*Task goal:*
Locate every line in the records below that contains the word "name", and copy each one.

*Entries:*
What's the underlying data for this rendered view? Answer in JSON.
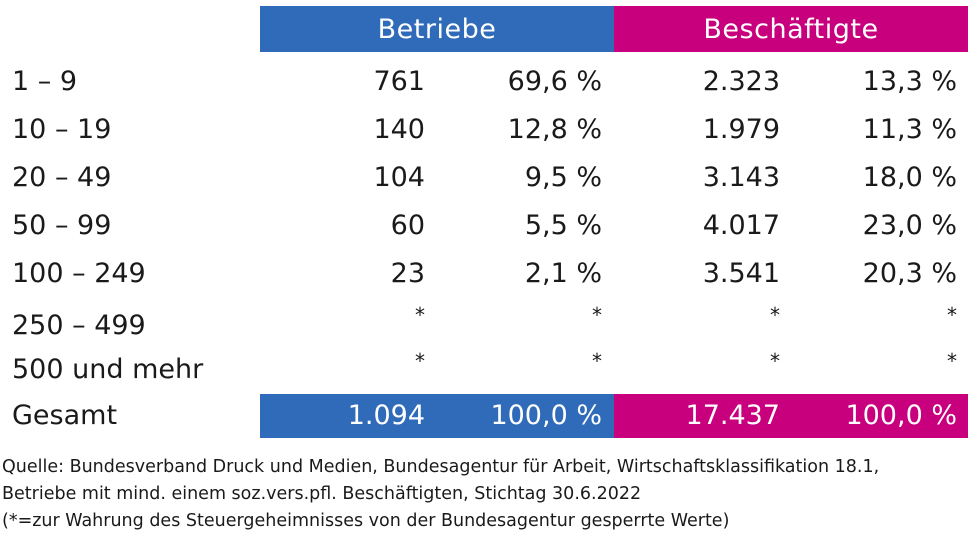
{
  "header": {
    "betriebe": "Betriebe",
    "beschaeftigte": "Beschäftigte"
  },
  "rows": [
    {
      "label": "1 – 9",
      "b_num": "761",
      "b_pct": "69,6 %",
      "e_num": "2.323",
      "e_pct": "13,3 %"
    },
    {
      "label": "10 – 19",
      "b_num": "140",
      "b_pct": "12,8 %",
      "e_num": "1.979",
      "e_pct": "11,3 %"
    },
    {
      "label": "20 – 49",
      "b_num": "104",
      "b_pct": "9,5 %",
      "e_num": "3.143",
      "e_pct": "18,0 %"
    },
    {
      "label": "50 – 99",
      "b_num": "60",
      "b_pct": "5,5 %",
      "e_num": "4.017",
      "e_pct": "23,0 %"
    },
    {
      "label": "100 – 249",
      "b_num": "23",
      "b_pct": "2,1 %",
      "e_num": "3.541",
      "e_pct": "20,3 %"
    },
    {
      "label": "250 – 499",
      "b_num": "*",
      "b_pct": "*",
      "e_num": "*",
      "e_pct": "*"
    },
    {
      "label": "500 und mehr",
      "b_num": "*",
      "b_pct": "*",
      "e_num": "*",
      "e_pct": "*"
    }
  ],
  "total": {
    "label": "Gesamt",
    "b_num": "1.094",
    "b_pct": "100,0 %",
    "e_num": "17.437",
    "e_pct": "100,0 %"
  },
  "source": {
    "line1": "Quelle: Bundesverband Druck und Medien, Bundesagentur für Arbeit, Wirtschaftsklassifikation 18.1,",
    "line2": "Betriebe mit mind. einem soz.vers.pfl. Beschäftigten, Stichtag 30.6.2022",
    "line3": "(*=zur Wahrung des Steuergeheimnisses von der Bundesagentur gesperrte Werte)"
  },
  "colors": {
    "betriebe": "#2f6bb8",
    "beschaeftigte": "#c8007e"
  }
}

* * *

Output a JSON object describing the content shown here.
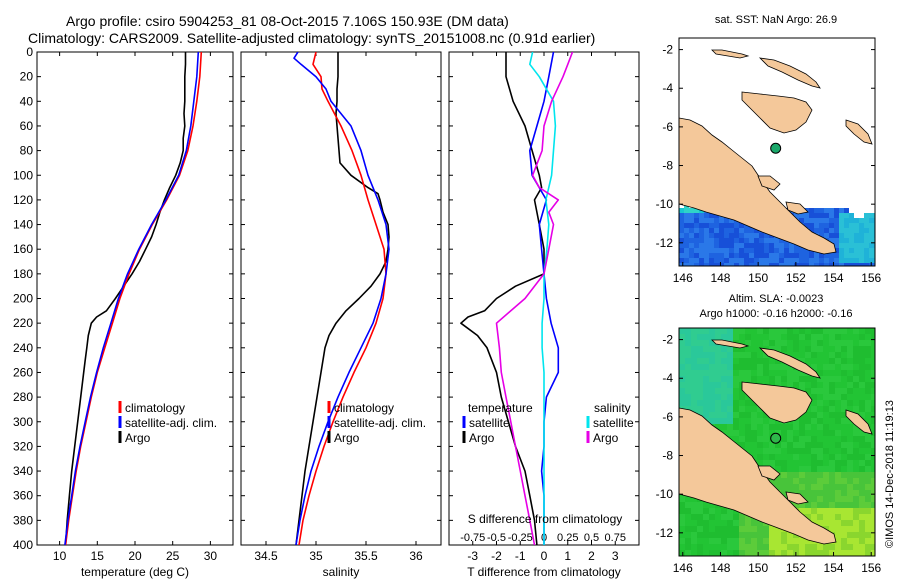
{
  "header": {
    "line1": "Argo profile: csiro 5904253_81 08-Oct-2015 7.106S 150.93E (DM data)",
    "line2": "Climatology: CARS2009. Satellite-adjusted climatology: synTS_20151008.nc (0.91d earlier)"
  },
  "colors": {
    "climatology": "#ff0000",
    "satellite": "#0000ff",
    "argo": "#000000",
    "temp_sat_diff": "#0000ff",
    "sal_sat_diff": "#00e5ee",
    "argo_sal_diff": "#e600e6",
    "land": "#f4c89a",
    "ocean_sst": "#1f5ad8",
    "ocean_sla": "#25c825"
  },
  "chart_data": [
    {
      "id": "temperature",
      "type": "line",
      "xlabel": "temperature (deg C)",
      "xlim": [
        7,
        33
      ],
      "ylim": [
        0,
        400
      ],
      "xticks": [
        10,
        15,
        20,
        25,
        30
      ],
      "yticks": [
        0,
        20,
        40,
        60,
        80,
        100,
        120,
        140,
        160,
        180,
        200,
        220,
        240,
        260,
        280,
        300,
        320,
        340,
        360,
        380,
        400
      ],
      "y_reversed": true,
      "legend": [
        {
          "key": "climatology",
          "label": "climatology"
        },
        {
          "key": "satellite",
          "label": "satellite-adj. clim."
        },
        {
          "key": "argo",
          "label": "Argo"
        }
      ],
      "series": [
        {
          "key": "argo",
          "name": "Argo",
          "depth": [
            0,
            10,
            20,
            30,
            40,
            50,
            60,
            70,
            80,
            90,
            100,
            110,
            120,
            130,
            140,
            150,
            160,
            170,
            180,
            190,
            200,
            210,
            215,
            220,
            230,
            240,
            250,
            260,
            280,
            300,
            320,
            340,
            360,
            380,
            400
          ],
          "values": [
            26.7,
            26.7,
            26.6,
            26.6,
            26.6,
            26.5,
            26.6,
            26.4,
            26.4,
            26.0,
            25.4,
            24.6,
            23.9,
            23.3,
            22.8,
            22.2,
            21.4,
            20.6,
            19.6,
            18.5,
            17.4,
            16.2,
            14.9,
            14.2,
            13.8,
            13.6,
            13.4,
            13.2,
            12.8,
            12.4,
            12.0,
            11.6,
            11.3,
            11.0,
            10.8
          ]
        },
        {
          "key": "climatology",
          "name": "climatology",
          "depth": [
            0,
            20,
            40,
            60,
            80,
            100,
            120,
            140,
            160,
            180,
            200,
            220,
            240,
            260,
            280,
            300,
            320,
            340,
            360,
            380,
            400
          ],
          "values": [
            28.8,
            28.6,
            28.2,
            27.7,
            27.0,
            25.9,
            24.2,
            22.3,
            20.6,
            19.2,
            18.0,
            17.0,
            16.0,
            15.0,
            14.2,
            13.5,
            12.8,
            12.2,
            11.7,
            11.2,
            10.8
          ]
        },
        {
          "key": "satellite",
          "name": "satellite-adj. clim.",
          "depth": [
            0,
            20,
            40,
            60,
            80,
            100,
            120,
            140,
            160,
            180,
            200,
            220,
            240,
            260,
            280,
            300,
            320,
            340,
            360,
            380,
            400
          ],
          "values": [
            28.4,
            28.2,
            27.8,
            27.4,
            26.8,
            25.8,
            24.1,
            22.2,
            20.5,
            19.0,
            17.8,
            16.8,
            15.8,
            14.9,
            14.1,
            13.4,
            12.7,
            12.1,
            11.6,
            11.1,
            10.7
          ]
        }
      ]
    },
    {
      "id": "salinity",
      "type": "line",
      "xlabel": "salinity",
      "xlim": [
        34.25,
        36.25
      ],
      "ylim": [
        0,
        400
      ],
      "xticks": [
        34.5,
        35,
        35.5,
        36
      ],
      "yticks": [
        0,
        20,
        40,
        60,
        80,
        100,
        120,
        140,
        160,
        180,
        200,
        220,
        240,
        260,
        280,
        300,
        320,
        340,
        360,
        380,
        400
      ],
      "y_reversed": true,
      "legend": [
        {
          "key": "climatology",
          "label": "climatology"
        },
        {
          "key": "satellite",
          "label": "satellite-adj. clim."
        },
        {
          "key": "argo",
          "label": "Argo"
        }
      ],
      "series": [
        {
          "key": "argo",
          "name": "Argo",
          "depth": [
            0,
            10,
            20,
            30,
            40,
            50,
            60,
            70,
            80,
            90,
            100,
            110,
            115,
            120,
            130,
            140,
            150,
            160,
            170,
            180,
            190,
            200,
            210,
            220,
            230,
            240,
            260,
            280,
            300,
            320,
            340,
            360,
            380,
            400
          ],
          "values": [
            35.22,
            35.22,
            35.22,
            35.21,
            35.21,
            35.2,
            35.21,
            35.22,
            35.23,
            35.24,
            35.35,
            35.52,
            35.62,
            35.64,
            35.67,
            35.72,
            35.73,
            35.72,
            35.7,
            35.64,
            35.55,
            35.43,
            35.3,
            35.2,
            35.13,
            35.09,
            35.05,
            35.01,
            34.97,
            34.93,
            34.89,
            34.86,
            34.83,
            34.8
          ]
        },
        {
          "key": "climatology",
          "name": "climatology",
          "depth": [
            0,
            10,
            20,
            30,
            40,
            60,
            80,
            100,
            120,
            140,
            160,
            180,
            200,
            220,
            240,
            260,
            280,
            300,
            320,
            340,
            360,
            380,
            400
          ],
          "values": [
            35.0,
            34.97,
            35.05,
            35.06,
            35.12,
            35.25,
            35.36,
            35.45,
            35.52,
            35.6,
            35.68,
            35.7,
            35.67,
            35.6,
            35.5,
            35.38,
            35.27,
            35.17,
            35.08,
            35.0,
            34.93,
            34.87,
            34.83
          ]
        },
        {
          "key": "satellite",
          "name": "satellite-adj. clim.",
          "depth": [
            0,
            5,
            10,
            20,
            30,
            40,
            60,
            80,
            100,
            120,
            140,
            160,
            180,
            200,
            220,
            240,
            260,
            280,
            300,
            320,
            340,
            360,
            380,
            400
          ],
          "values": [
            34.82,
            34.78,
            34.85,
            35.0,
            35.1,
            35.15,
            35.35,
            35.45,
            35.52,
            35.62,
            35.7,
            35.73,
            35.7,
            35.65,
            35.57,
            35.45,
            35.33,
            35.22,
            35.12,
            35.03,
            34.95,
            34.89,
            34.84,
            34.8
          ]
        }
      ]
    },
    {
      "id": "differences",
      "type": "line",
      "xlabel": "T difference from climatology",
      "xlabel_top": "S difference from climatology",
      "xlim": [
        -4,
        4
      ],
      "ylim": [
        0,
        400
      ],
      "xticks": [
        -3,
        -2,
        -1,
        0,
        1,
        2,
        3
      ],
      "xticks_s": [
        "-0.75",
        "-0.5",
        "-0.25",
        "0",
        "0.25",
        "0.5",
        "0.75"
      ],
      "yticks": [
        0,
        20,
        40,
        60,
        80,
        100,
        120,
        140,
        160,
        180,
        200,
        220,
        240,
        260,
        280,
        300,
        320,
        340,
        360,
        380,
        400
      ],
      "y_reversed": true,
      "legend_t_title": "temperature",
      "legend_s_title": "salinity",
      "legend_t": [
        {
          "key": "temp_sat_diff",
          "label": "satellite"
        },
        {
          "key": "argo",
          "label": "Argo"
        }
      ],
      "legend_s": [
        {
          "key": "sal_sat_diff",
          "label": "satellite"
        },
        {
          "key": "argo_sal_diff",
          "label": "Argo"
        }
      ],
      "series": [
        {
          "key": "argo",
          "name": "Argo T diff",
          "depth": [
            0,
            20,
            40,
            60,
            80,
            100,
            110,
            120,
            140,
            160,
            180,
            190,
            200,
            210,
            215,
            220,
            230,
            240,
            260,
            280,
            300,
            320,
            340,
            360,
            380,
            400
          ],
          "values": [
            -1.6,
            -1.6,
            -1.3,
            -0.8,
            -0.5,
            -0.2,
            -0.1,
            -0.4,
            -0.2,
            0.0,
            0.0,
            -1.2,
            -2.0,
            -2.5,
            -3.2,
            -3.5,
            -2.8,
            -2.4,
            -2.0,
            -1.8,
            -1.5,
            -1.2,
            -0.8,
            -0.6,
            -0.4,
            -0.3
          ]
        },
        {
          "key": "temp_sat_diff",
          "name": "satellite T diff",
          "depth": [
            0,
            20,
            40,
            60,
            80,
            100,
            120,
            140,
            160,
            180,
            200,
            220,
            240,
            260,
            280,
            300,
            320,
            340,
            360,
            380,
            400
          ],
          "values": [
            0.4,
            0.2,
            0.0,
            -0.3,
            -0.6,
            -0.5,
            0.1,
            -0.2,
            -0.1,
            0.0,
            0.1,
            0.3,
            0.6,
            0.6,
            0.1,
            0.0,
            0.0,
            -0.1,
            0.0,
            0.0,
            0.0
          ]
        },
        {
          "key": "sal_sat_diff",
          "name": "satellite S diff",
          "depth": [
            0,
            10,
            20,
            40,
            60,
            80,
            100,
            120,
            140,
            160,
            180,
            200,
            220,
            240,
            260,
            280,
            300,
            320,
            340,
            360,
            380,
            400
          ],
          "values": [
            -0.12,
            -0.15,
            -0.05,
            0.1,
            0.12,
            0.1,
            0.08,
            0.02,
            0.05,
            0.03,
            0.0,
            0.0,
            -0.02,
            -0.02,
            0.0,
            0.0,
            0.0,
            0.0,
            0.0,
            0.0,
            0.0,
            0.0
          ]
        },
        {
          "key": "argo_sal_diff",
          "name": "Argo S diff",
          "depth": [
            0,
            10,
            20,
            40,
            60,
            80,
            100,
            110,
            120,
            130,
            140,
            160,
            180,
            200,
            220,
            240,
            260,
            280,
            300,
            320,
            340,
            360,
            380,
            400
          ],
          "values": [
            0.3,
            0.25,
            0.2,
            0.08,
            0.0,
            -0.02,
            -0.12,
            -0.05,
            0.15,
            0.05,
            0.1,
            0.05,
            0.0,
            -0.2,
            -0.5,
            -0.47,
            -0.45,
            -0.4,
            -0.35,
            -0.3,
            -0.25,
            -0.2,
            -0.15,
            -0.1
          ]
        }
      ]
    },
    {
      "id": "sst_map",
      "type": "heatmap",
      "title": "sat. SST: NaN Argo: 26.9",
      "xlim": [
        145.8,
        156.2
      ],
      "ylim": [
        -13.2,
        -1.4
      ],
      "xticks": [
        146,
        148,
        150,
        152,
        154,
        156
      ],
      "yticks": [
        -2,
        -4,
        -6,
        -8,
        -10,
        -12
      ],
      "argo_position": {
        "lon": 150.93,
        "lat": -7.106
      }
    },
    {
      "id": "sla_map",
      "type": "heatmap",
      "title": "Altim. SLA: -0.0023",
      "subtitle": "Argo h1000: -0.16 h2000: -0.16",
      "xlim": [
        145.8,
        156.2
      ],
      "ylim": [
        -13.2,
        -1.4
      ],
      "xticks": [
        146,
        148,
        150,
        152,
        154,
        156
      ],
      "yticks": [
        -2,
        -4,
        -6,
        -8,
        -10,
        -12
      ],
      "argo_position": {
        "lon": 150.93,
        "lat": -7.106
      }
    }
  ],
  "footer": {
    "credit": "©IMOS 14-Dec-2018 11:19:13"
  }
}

*Task response:*
          "name": "Argo",
          "name": "climatology",
          "name": "satellite-adj. clim.",
          "name": "Argo",
          "name": "climatology",
          "name": "satellite-adj. clim.",
          "name": "Argo T diff",
          "name": "satellite T diff",
          "name": "satellite S diff",
          "name": "Argo S diff",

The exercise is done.